Required work:
Select every line in the rows below that contains the string "name", and copy those lines. Matching is case-sensitive.

(Records from a data collection)
▬▬▬▬▬▬▬▬▬▬
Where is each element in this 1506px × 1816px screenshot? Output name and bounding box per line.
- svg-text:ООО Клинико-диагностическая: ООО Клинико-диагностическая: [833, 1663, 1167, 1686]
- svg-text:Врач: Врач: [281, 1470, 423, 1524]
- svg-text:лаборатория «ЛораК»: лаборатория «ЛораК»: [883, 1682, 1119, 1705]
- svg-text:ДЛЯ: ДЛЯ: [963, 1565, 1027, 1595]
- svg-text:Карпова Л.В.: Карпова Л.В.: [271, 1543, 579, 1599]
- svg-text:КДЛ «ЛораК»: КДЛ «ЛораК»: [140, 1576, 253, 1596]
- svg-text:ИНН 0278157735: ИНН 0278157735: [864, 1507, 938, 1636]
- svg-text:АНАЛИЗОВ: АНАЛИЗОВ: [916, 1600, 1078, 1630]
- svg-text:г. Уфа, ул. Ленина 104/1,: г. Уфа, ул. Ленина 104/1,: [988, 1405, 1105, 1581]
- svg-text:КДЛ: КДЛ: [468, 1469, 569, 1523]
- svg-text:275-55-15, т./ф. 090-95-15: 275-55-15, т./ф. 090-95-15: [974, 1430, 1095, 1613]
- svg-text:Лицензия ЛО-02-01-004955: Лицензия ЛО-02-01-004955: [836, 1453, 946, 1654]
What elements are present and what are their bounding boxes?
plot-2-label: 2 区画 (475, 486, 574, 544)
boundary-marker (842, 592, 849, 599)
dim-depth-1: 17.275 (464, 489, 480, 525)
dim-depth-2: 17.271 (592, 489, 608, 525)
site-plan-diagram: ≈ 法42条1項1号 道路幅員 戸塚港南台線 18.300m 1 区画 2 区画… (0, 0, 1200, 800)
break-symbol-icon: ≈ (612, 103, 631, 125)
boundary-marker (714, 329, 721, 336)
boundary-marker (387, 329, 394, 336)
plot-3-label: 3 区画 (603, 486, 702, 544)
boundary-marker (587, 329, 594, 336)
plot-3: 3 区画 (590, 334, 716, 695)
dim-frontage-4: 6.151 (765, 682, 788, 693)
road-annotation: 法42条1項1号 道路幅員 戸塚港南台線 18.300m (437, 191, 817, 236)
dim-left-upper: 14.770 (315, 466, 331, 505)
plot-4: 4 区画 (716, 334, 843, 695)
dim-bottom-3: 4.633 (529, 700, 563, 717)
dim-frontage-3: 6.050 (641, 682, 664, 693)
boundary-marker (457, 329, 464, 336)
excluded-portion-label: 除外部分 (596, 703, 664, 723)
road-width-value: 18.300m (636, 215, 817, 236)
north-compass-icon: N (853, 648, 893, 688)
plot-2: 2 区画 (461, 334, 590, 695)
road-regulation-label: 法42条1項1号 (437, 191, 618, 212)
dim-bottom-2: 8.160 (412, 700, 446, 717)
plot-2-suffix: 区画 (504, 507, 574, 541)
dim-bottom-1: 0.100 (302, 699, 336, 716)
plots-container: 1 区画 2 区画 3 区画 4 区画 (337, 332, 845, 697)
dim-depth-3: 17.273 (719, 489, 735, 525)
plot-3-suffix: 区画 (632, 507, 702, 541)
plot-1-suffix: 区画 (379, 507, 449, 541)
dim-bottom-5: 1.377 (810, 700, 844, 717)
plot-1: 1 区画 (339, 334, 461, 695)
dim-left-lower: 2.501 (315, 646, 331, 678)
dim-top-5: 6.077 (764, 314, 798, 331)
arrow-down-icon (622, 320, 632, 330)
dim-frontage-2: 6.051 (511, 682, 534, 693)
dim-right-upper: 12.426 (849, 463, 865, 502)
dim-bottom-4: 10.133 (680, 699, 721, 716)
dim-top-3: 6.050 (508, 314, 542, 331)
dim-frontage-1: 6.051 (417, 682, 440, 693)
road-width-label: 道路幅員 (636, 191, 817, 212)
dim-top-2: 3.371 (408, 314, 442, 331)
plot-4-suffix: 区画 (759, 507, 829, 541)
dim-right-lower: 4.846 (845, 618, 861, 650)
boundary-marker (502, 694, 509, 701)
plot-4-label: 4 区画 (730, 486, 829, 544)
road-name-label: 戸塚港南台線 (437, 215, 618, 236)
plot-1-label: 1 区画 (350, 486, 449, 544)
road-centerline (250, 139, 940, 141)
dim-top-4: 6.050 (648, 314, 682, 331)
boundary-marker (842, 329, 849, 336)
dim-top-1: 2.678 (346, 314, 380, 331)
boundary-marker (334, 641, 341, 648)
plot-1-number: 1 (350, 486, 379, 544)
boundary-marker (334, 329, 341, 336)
▬▬▬▬▬▬▬▬▬▬
Exercise result:
Where is each element in this 1506px × 1816px screenshot? Output name and bounding box per line.
road-name-label: 戸塚港南台線 (437, 215, 618, 236)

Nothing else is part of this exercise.